• **Problem description**
Make an exact copy of all the entries, with the pictures left out.

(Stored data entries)
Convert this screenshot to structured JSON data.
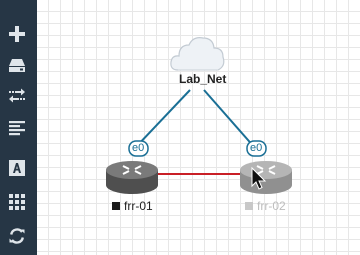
{
  "toolbar": {
    "items": [
      {
        "name": "add-node-button",
        "icon": "plus-icon"
      },
      {
        "name": "add-image-button",
        "icon": "drive-icon"
      },
      {
        "name": "add-network-button",
        "icon": "exchange-icon"
      },
      {
        "name": "align-button",
        "icon": "align-left-icon"
      },
      {
        "name": "add-text-button",
        "icon": "text-icon"
      },
      {
        "name": "grid-button",
        "icon": "grid-icon"
      },
      {
        "name": "refresh-button",
        "icon": "refresh-icon"
      }
    ]
  },
  "topology": {
    "cloud": {
      "label": "Lab_Net",
      "icon": "cloud-icon"
    },
    "links": [
      {
        "from": "Lab_Net",
        "to": "frr-01",
        "interface": "e0",
        "color": "#1a6f95"
      },
      {
        "from": "Lab_Net",
        "to": "frr-02",
        "interface": "e0",
        "color": "#1a6f95"
      },
      {
        "from": "frr-01",
        "to": "frr-02",
        "color": "#c91f26"
      }
    ],
    "nodes": [
      {
        "id": "frr-01",
        "label": "frr-01",
        "status": "running",
        "status_color": "#1b1b1b",
        "icon": "router-icon"
      },
      {
        "id": "frr-02",
        "label": "frr-02",
        "status": "stopped",
        "status_color": "#c8c8c8",
        "icon": "router-icon"
      }
    ]
  }
}
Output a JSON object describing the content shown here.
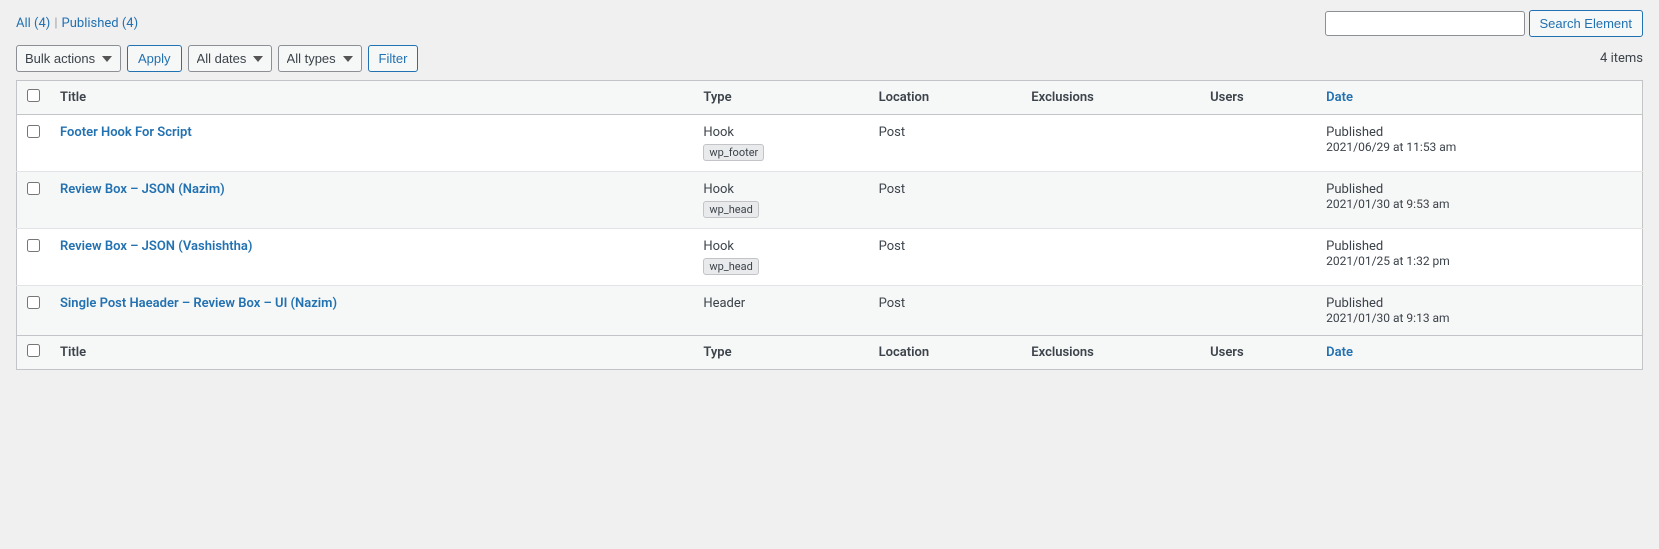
{
  "filter_links": {
    "all_label": "All",
    "all_count": "(4)",
    "sep": "|",
    "published_label": "Published",
    "published_count": "(4)"
  },
  "search": {
    "placeholder": "",
    "button_label": "Search Element"
  },
  "toolbar": {
    "bulk_actions_label": "Bulk actions",
    "apply_label": "Apply",
    "all_dates_label": "All dates",
    "all_types_label": "All types",
    "filter_label": "Filter",
    "items_count": "4 items"
  },
  "table": {
    "columns": {
      "title": "Title",
      "type": "Type",
      "location": "Location",
      "exclusions": "Exclusions",
      "users": "Users",
      "date": "Date"
    },
    "rows": [
      {
        "id": 1,
        "title": "Footer Hook For Script",
        "type": "Hook",
        "hook_tag": "wp_footer",
        "location": "Post",
        "exclusions": "",
        "users": "",
        "date_status": "Published",
        "date_value": "2021/06/29 at 11:53 am"
      },
      {
        "id": 2,
        "title": "Review Box – JSON (Nazim)",
        "type": "Hook",
        "hook_tag": "wp_head",
        "location": "Post",
        "exclusions": "",
        "users": "",
        "date_status": "Published",
        "date_value": "2021/01/30 at 9:53 am"
      },
      {
        "id": 3,
        "title": "Review Box – JSON (Vashishtha)",
        "type": "Hook",
        "hook_tag": "wp_head",
        "location": "Post",
        "exclusions": "",
        "users": "",
        "date_status": "Published",
        "date_value": "2021/01/25 at 1:32 pm"
      },
      {
        "id": 4,
        "title": "Single Post Haeader – Review Box – UI (Nazim)",
        "type": "Header",
        "hook_tag": "",
        "location": "Post",
        "exclusions": "",
        "users": "",
        "date_status": "Published",
        "date_value": "2021/01/30 at 9:13 am"
      }
    ]
  }
}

• **Output below**
Convert this screenshot to structured JSON data.
{
  "toolbar": {
    "items": [
      {
        "name": "add-node-button",
        "icon": "plus-icon"
      },
      {
        "name": "add-image-button",
        "icon": "drive-icon"
      },
      {
        "name": "add-network-button",
        "icon": "exchange-icon"
      },
      {
        "name": "align-button",
        "icon": "align-left-icon"
      },
      {
        "name": "add-text-button",
        "icon": "text-icon"
      },
      {
        "name": "grid-button",
        "icon": "grid-icon"
      },
      {
        "name": "refresh-button",
        "icon": "refresh-icon"
      }
    ]
  },
  "topology": {
    "cloud": {
      "label": "Lab_Net",
      "icon": "cloud-icon"
    },
    "links": [
      {
        "from": "Lab_Net",
        "to": "frr-01",
        "interface": "e0",
        "color": "#1a6f95"
      },
      {
        "from": "Lab_Net",
        "to": "frr-02",
        "interface": "e0",
        "color": "#1a6f95"
      },
      {
        "from": "frr-01",
        "to": "frr-02",
        "color": "#c91f26"
      }
    ],
    "nodes": [
      {
        "id": "frr-01",
        "label": "frr-01",
        "status": "running",
        "status_color": "#1b1b1b",
        "icon": "router-icon"
      },
      {
        "id": "frr-02",
        "label": "frr-02",
        "status": "stopped",
        "status_color": "#c8c8c8",
        "icon": "router-icon"
      }
    ]
  }
}
Output a JSON object describing the content shown here.
{
  "filter_links": {
    "all_label": "All",
    "all_count": "(4)",
    "sep": "|",
    "published_label": "Published",
    "published_count": "(4)"
  },
  "search": {
    "placeholder": "",
    "button_label": "Search Element"
  },
  "toolbar": {
    "bulk_actions_label": "Bulk actions",
    "apply_label": "Apply",
    "all_dates_label": "All dates",
    "all_types_label": "All types",
    "filter_label": "Filter",
    "items_count": "4 items"
  },
  "table": {
    "columns": {
      "title": "Title",
      "type": "Type",
      "location": "Location",
      "exclusions": "Exclusions",
      "users": "Users",
      "date": "Date"
    },
    "rows": [
      {
        "id": 1,
        "title": "Footer Hook For Script",
        "type": "Hook",
        "hook_tag": "wp_footer",
        "location": "Post",
        "exclusions": "",
        "users": "",
        "date_status": "Published",
        "date_value": "2021/06/29 at 11:53 am"
      },
      {
        "id": 2,
        "title": "Review Box – JSON (Nazim)",
        "type": "Hook",
        "hook_tag": "wp_head",
        "location": "Post",
        "exclusions": "",
        "users": "",
        "date_status": "Published",
        "date_value": "2021/01/30 at 9:53 am"
      },
      {
        "id": 3,
        "title": "Review Box – JSON (Vashishtha)",
        "type": "Hook",
        "hook_tag": "wp_head",
        "location": "Post",
        "exclusions": "",
        "users": "",
        "date_status": "Published",
        "date_value": "2021/01/25 at 1:32 pm"
      },
      {
        "id": 4,
        "title": "Single Post Haeader – Review Box – UI (Nazim)",
        "type": "Header",
        "hook_tag": "",
        "location": "Post",
        "exclusions": "",
        "users": "",
        "date_status": "Published",
        "date_value": "2021/01/30 at 9:13 am"
      }
    ]
  }
}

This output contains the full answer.